WORK REQUIRED —
Set down the material below in full, matching it exactly.

Saved data entries:
· · · · · · ·

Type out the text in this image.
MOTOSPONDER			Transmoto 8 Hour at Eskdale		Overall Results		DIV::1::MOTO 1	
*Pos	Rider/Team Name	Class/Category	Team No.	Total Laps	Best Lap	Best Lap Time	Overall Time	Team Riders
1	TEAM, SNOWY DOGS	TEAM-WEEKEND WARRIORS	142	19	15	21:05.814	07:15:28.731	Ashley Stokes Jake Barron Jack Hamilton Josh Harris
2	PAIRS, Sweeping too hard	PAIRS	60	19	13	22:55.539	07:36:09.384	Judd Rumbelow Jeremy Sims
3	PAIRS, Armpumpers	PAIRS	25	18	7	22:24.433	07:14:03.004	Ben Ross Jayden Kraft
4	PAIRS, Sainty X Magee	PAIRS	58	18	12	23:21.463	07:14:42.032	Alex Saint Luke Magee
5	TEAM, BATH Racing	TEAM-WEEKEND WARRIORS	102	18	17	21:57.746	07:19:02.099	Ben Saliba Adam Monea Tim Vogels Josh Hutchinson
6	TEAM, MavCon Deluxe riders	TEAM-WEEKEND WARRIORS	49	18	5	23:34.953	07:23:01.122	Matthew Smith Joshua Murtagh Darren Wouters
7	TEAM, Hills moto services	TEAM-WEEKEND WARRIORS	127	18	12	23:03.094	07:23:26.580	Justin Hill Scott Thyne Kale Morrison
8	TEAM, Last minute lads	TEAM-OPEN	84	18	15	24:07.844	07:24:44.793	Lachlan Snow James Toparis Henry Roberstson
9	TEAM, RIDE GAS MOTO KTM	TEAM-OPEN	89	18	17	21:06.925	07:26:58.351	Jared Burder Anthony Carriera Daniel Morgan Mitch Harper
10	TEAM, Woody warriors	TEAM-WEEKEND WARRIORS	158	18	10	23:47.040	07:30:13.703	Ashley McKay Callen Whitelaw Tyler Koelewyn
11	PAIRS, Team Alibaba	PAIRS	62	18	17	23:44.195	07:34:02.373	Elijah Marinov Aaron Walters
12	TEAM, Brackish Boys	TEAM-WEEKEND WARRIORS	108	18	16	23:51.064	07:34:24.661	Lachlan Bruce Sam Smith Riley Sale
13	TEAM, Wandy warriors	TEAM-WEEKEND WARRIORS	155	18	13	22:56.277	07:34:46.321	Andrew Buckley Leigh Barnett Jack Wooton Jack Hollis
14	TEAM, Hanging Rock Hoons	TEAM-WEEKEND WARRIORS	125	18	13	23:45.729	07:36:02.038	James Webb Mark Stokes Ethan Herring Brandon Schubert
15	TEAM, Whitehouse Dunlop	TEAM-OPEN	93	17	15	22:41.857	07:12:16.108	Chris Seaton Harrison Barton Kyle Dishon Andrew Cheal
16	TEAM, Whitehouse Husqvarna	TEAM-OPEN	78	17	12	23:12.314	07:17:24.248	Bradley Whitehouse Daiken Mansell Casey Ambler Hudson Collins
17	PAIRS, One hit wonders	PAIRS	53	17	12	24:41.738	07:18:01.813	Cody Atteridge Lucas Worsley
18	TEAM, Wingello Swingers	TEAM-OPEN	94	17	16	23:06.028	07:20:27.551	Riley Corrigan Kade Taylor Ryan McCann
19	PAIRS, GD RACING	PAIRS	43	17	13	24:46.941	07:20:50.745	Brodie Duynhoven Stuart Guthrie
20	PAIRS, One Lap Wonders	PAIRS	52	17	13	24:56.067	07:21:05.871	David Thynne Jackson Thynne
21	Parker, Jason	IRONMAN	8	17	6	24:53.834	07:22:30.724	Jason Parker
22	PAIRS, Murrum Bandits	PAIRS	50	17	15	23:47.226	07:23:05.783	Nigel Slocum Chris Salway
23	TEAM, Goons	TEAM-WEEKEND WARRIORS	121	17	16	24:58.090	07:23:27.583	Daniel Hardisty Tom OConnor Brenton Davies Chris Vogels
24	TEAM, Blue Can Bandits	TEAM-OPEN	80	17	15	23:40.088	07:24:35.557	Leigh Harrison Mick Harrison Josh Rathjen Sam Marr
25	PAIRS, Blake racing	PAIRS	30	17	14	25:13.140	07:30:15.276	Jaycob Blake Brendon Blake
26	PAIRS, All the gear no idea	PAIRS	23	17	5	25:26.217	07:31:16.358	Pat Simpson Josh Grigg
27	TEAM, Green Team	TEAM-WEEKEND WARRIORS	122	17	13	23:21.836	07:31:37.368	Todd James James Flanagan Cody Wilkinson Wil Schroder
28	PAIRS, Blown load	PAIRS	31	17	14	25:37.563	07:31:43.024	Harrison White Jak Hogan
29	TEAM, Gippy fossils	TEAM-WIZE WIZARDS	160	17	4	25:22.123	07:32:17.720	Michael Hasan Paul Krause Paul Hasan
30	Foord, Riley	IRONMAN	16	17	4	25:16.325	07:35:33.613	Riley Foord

· · · · · · ·

COMPLETE ANSWER —
Type out the text in this image.
MOTOSPONDER			Transmoto 8 Hour at Eskdale		Overall Results		DIV::1::MOTO 1	
*Pos	Rider/Team Name	Class/Category	Team No.	Total Laps	Best Lap	Best Lap Time	Overall Time	Team Riders
1	TEAM, SNOWY DOGS	TEAM-WEEKEND WARRIORS	142	19	15	21:05.814	07:15:28.731	Ashley Stokes Jake Barron Jack Hamilton Josh Harris
2	PAIRS, Sweeping too hard	PAIRS	60	19	13	22:55.539	07:36:09.384	Judd Rumbelow Jeremy Sims
3	PAIRS, Armpumpers	PAIRS	25	18	7	22:24.433	07:14:03.004	Ben Ross Jayden Kraft
4	PAIRS, Sainty X Magee	PAIRS	58	18	12	23:21.463	07:14:42.032	Alex Saint Luke Magee
5	TEAM, BATH Racing	TEAM-WEEKEND WARRIORS	102	18	17	21:57.746	07:19:02.099	Ben Saliba Adam Monea Tim Vogels Josh Hutchinson
6	TEAM, MavCon Deluxe riders	TEAM-WEEKEND WARRIORS	49	18	5	23:34.953	07:23:01.122	Matthew Smith Joshua Murtagh Darren Wouters
7	TEAM, Hills moto services	TEAM-WEEKEND WARRIORS	127	18	12	23:03.094	07:23:26.580	Justin Hill Scott Thyne Kale Morrison
8	TEAM, Last minute lads	TEAM-OPEN	84	18	15	24:07.844	07:24:44.793	Lachlan Snow James Toparis Henry Roberstson
9	TEAM, RIDE GAS MOTO KTM	TEAM-OPEN	89	18	17	21:06.925	07:26:58.351	Jared Burder Anthony Carriera Daniel Morgan Mitch Harper
10	TEAM, Woody warriors	TEAM-WEEKEND WARRIORS	158	18	10	23:47.040	07:30:13.703	Ashley McKay Callen Whitelaw Tyler Koelewyn
11	PAIRS, Team Alibaba	PAIRS	62	18	17	23:44.195	07:34:02.373	Elijah Marinov Aaron Walters
12	TEAM, Brackish Boys	TEAM-WEEKEND WARRIORS	108	18	16	23:51.064	07:34:24.661	Lachlan Bruce Sam Smith Riley Sale
13	TEAM, Wandy warriors	TEAM-WEEKEND WARRIORS	155	18	13	22:56.277	07:34:46.321	Andrew Buckley Leigh Barnett Jack Wooton Jack Hollis
14	TEAM, Hanging Rock Hoons	TEAM-WEEKEND WARRIORS	125	18	13	23:45.729	07:36:02.038	James Webb Mark Stokes Ethan Herring Brandon Schubert
15	TEAM, Whitehouse Dunlop	TEAM-OPEN	93	17	15	22:41.857	07:12:16.108	Chris Seaton Harrison Barton Kyle Dishon Andrew Cheal
16	TEAM, Whitehouse Husqvarna	TEAM-OPEN	78	17	12	23:12.314	07:17:24.248	Bradley Whitehouse Daiken Mansell Casey Ambler Hudson Collins
17	PAIRS, One hit wonders	PAIRS	53	17	12	24:41.738	07:18:01.813	Cody Atteridge Lucas Worsley
18	TEAM, Wingello Swingers	TEAM-OPEN	94	17	16	23:06.028	07:20:27.551	Riley Corrigan Kade Taylor Ryan McCann
19	PAIRS, GD RACING	PAIRS	43	17	13	24:46.941	07:20:50.745	Brodie Duynhoven Stuart Guthrie
20	PAIRS, One Lap Wonders	PAIRS	52	17	13	24:56.067	07:21:05.871	David Thynne Jackson Thynne
21	Parker, Jason	IRONMAN	8	17	6	24:53.834	07:22:30.724	Jason Parker
22	PAIRS, Murrum Bandits	PAIRS	50	17	15	23:47.226	07:23:05.783	Nigel Slocum Chris Salway
23	TEAM, Goons	TEAM-WEEKEND WARRIORS	121	17	16	24:58.090	07:23:27.583	Daniel Hardisty Tom OConnor Brenton Davies Chris Vogels
24	TEAM, Blue Can Bandits	TEAM-OPEN	80	17	15	23:40.088	07:24:35.557	Leigh Harrison Mick Harrison Josh Rathjen Sam Marr
25	PAIRS, Blake racing	PAIRS	30	17	14	25:13.140	07:30:15.276	Jaycob Blake Brendon Blake
26	PAIRS, All the gear no idea	PAIRS	23	17	5	25:26.217	07:31:16.358	Pat Simpson Josh Grigg
27	TEAM, Green Team	TEAM-WEEKEND WARRIORS	122	17	13	23:21.836	07:31:37.368	Todd James James Flanagan Cody Wilkinson Wil Schroder
28	PAIRS, Blown load	PAIRS	31	17	14	25:37.563	07:31:43.024	Harrison White Jak Hogan
29	TEAM, Gippy fossils	TEAM-WIZE WIZARDS	160	17	4	25:22.123	07:32:17.720	Michael Hasan Paul Krause Paul Hasan
30	Foord, Riley	IRONMAN	16	17	4	25:16.325	07:35:33.613	Riley Foord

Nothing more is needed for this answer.